Identify every line in the records below that contains the word "DESIGN", and reproduce each one.

'''

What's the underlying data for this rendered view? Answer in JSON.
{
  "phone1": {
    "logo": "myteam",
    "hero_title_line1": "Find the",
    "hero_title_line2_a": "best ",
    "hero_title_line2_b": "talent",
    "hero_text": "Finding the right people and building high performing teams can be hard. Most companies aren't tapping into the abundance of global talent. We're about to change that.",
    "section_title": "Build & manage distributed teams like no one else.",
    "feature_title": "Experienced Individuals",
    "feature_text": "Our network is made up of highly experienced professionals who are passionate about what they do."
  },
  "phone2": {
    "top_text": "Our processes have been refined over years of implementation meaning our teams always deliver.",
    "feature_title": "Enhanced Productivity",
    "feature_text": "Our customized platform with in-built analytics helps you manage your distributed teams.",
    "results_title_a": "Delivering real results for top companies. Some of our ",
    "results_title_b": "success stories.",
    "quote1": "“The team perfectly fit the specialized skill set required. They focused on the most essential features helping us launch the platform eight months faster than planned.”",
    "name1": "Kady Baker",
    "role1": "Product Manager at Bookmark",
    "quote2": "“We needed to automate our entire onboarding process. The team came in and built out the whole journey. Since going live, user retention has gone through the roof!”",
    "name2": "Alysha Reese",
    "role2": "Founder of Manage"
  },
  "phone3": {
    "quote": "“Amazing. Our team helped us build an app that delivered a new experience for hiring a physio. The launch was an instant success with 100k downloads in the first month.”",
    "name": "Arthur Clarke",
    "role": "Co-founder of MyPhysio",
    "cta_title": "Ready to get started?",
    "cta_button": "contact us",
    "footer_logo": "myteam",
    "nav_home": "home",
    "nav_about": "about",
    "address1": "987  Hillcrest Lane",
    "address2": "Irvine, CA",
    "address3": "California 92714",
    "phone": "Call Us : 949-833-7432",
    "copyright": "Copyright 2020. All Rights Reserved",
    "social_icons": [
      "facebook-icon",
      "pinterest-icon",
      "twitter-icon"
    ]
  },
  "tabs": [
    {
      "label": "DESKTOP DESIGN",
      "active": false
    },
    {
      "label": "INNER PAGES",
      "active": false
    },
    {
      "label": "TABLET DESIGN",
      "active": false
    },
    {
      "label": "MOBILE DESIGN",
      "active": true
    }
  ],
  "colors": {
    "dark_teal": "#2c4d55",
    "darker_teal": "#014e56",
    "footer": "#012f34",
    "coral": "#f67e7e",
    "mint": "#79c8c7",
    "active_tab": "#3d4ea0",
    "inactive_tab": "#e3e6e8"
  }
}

'''

_Output below_
      "label": "DESKTOP DESIGN",
      "label": "TABLET DESIGN",
      "label": "MOBILE DESIGN",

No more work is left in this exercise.